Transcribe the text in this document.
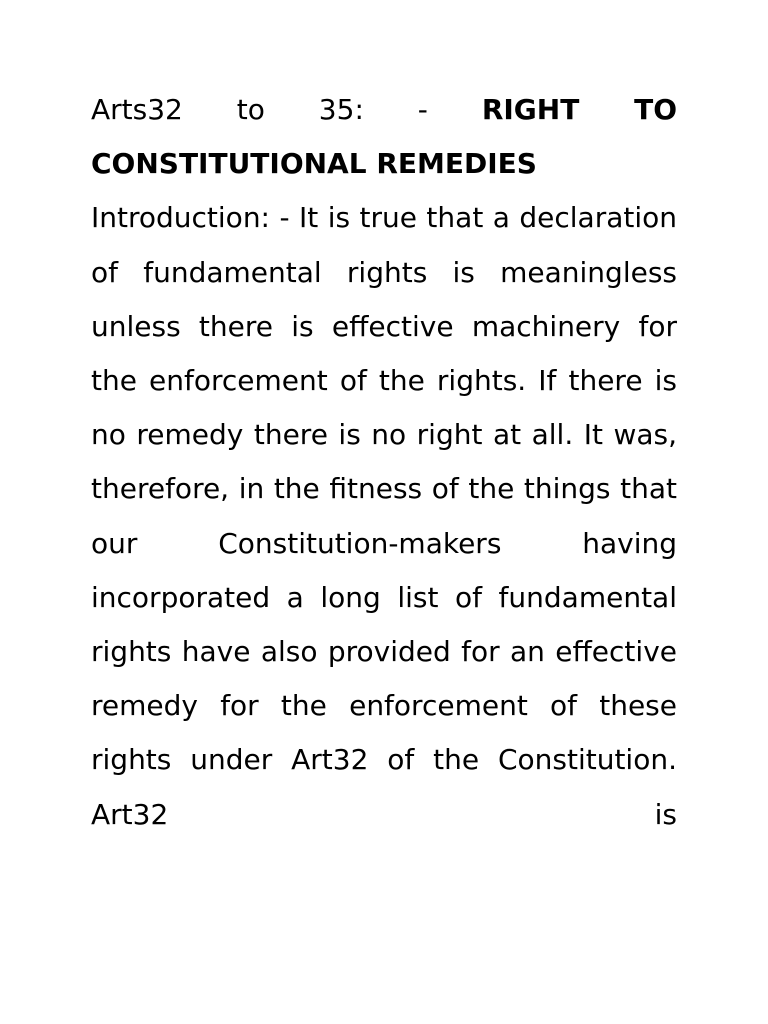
Arts32 to 35: - RIGHT TO CONSTITUTIONAL REMEDIES

Introduction: - It is true that a declaration of fundamental rights is meaningless unless there is effective machinery for the enforcement of the rights. If there is no remedy there is no right at all. It was, therefore, in the fitness of the things that our Constitution-makers having incorporated a long list of fundamental rights have also provided for an effective remedy for the enforcement of these rights under Art32 of the Constitution. Art32 is
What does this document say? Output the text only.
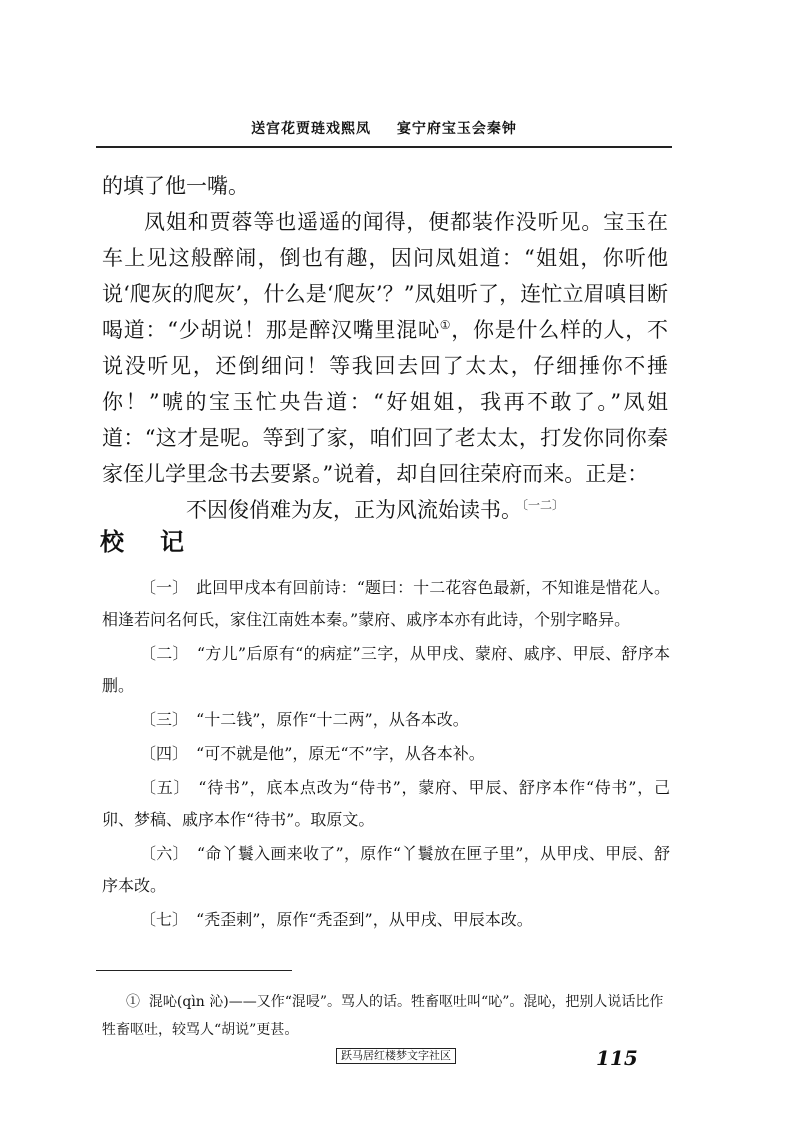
送宫花贾琏戏熙凤 宴宁府宝玉会秦钟

的填了他一嘴。

凤姐和贾蓉等也遥遥的闻得，便都装作没听见。宝玉在车上见这般醉闹，倒也有趣，因问凤姐道：“姐姐，你听他说‘爬灰的爬灰’，什么是‘爬灰’？”凤姐听了，连忙立眉嗔目断喝道：“少胡说！那是醉汉嘴里混吣①，你是什么样的人，不说没听见，还倒细问！等我回去回了太太，仔细捶你不捶你！”唬的宝玉忙央告道：“好姐姐，我再不敢了。”凤姐道：“这才是呢。等到了家，咱们回了老太太，打发你同你秦家侄儿学里念书去要紧。”说着，却自回往荣府而来。正是：

不因俊俏难为友，正为风流始读书。$^{〔一二〕}$

校记

〔一〕 此回甲戌本有回前诗：“题曰：十二花容色最新，不知谁是惜花人。相逢若问名何氏，家住江南姓本秦。”蒙府、戚序本亦有此诗，个别字略异。

〔二〕 “方儿”后原有“的病症”三字，从甲戌、蒙府、戚序、甲辰、舒序本删。

〔三〕 “十二钱”，原作“十二两”，从各本改。

〔四〕 “可不就是他”，原无“不”字，从各本补。

〔五〕 “待书”，底本点改为“侍书”，蒙府、甲辰、舒序本作“侍书”，己卯、梦稿、戚序本作“待书”。取原文。

〔六〕 “命丫鬟入画来收了”，原作“丫鬟放在匣子里”，从甲戌、甲辰、舒序本改。

〔七〕 “秃歪剌”，原作“秃歪到”，从甲戌、甲辰本改。

① 混吣(qìn 沁)——又作“混唚”。骂人的话。牲畜呕吐叫“吣”。混吣，把别人说话比作牲畜呕吐，较骂人“胡说”更甚。

跃马居红楼梦文字社区	115
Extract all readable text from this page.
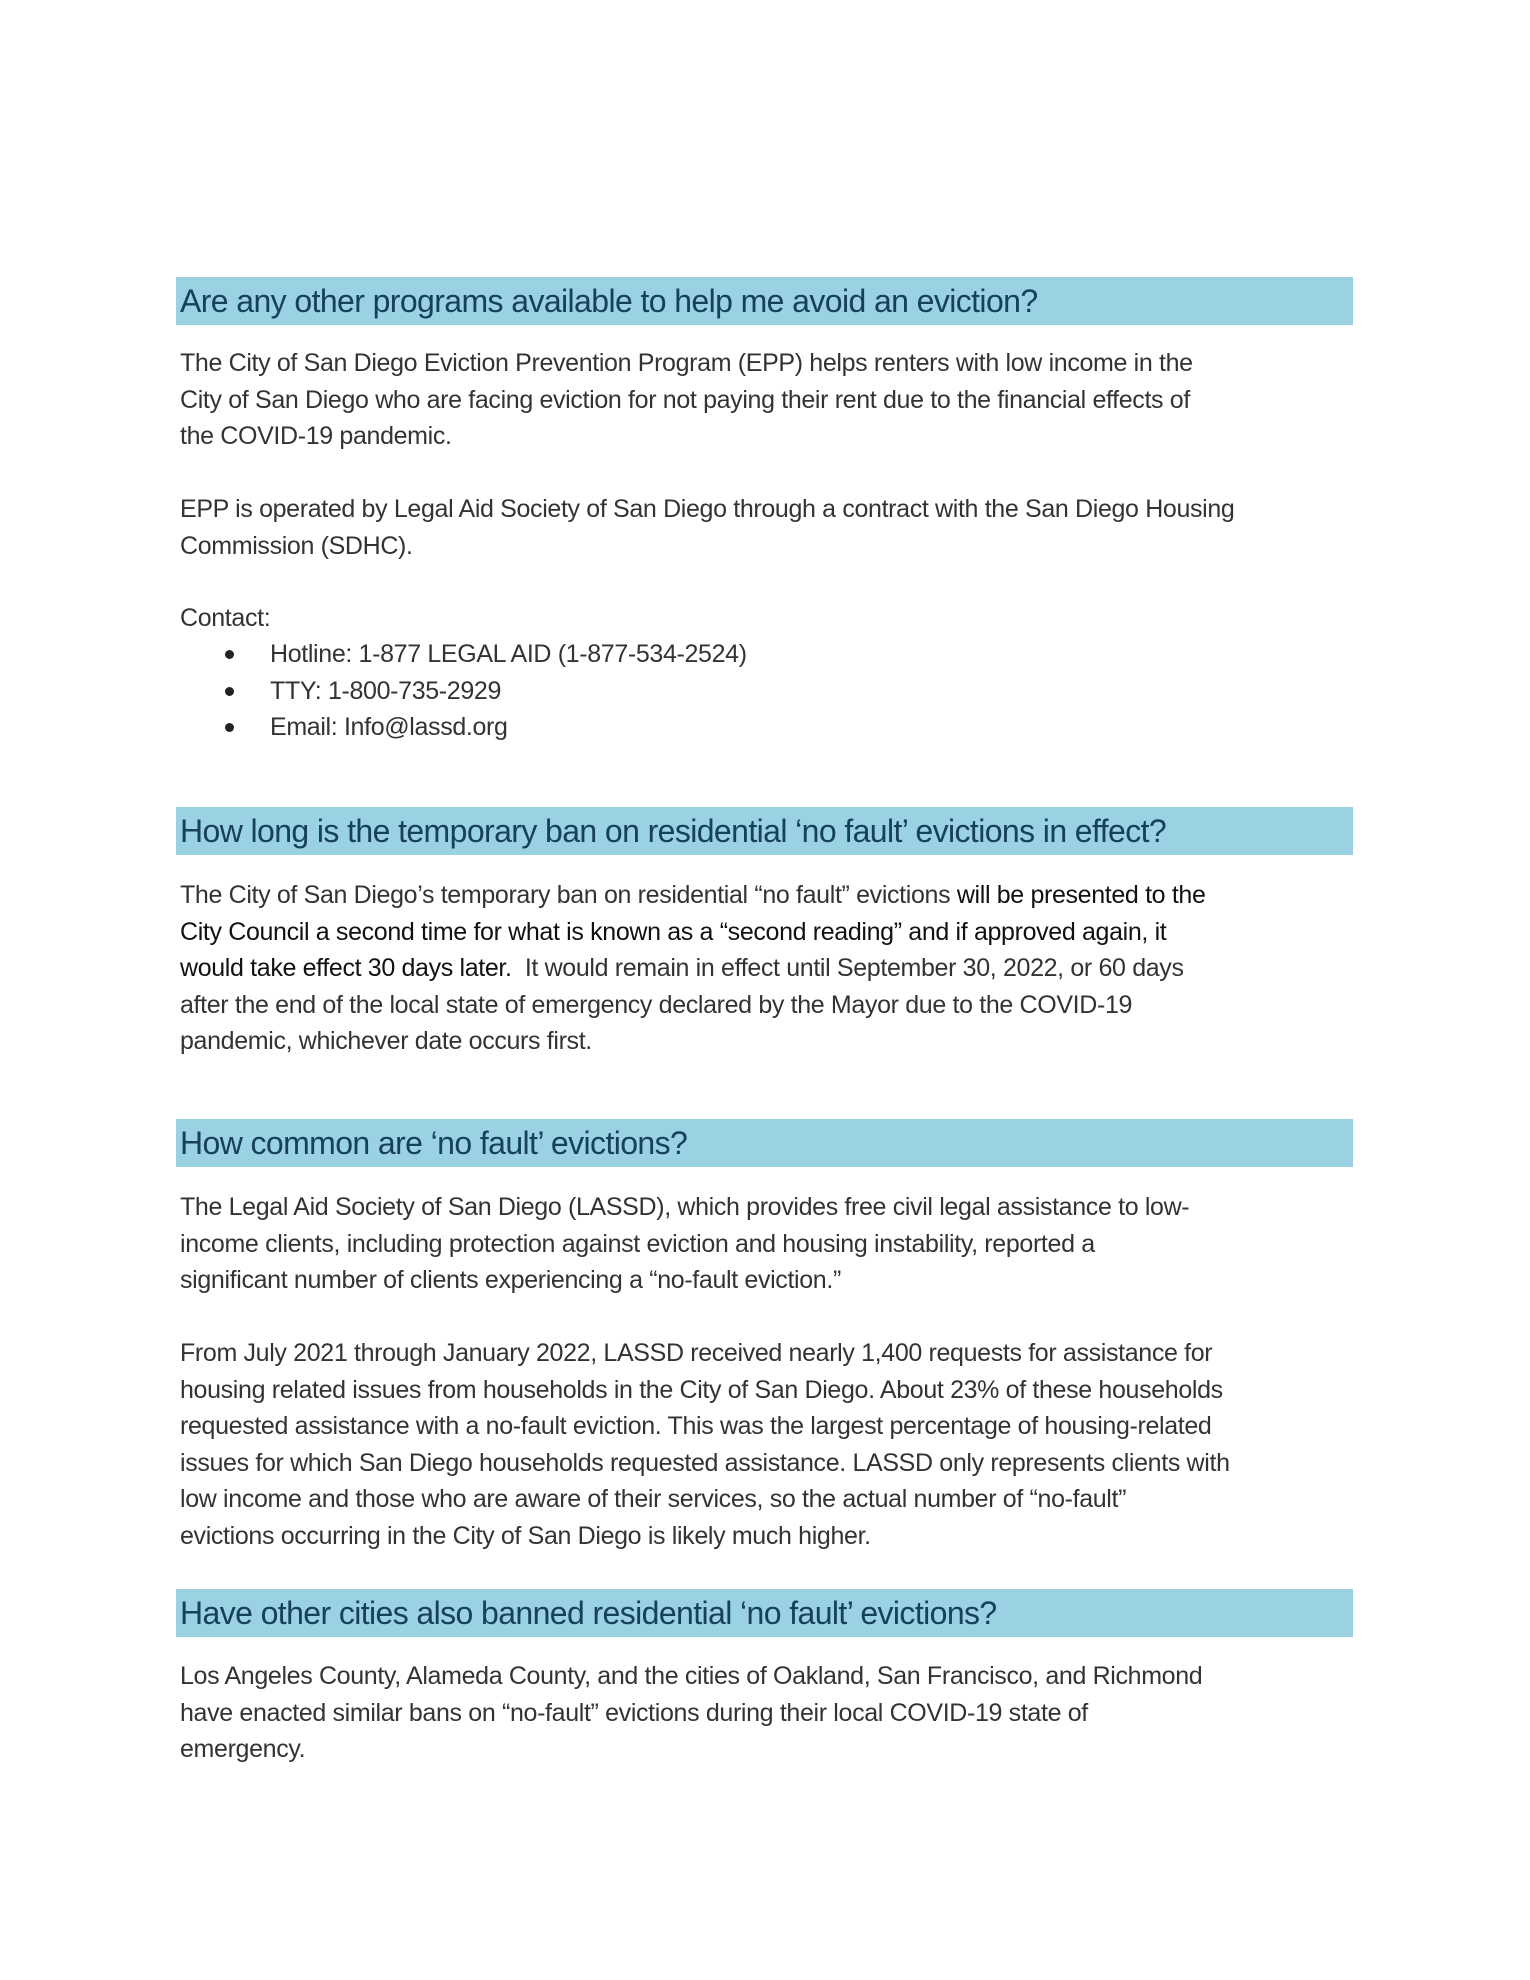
Are any other programs available to help me avoid an eviction?

The City of San Diego Eviction Prevention Program (EPP) helps renters with low income in the
City of San Diego who are facing eviction for not paying their rent due to the financial effects of
the COVID-19 pandemic.

EPP is operated by Legal Aid Society of San Diego through a contract with the San Diego Housing
Commission (SDHC).

Contact:

Hotline: 1-877 LEGAL AID (1-877-534-2524)
TTY: 1-800-735-2929
Email: Info@lassd.org
How long is the temporary ban on residential ‘no fault’ evictions in effect?

The City of San Diego’s temporary ban on residential “no fault” evictions will be presented to the
City Council a second time for what is known as a “second reading” and if approved again, it
would take effect 30 days later.  It would remain in effect until September 30, 2022, or 60 days
after the end of the local state of emergency declared by the Mayor due to the COVID-19
pandemic, whichever date occurs first.

How common are ‘no fault’ evictions?

The Legal Aid Society of San Diego (LASSD), which provides free civil legal assistance to low-
income clients, including protection against eviction and housing instability, reported a
significant number of clients experiencing a “no-fault eviction.”

From July 2021 through January 2022, LASSD received nearly 1,400 requests for assistance for
housing related issues from households in the City of San Diego. About 23% of these households
requested assistance with a no-fault eviction. This was the largest percentage of housing-related
issues for which San Diego households requested assistance. LASSD only represents clients with
low income and those who are aware of their services, so the actual number of “no-fault”
evictions occurring in the City of San Diego is likely much higher.

Have other cities also banned residential ‘no fault’ evictions?

Los Angeles County, Alameda County, and the cities of Oakland, San Francisco, and Richmond
have enacted similar bans on “no-fault” evictions during their local COVID-19 state of
emergency.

=== PROBLEM TO WORK ON ===
Search the entries for the string "households" and collect each line that has it.

=== TASK ANSWER ===
housing related issues from households in the City of San Diego. About 23% of these households
issues for which San Diego households requested assistance. LASSD only represents clients with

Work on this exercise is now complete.